* **WHAT IS NEEDED**: Filter these entries so that only lines with the word "JSON" remain.

[Dataset excerpts]
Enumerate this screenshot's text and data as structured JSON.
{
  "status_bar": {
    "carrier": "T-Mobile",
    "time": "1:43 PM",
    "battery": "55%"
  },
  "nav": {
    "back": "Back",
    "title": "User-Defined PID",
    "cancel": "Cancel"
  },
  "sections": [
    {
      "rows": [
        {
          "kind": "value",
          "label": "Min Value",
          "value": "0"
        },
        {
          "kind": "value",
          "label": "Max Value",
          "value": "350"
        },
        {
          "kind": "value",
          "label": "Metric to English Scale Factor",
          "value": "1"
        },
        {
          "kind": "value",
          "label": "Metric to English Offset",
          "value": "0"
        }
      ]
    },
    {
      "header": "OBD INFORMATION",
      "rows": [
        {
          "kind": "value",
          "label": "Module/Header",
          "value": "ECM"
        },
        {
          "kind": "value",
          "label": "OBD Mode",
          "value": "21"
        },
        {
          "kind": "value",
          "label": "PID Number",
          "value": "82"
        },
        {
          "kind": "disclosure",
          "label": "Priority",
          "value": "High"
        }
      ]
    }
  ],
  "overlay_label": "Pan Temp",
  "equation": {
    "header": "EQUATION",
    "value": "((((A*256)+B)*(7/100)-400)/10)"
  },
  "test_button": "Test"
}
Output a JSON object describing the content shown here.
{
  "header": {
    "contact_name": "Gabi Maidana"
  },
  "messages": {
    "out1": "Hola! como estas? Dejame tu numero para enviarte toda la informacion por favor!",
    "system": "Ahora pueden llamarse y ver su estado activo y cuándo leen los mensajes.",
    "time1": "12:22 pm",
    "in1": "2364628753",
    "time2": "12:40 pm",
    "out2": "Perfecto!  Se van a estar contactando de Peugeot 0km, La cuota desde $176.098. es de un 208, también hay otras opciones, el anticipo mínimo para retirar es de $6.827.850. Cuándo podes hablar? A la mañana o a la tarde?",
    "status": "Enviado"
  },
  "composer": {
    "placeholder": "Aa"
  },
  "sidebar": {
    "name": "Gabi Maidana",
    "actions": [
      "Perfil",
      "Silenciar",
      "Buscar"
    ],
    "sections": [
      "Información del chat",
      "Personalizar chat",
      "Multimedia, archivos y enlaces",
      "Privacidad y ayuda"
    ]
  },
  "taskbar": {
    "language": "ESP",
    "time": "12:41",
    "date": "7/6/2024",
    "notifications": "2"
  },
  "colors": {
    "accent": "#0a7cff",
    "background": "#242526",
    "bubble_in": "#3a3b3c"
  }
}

* **TASK ANSWER**:
Enumerate this screenshot's text and data as structured JSON.
Output a JSON object describing the content shown here.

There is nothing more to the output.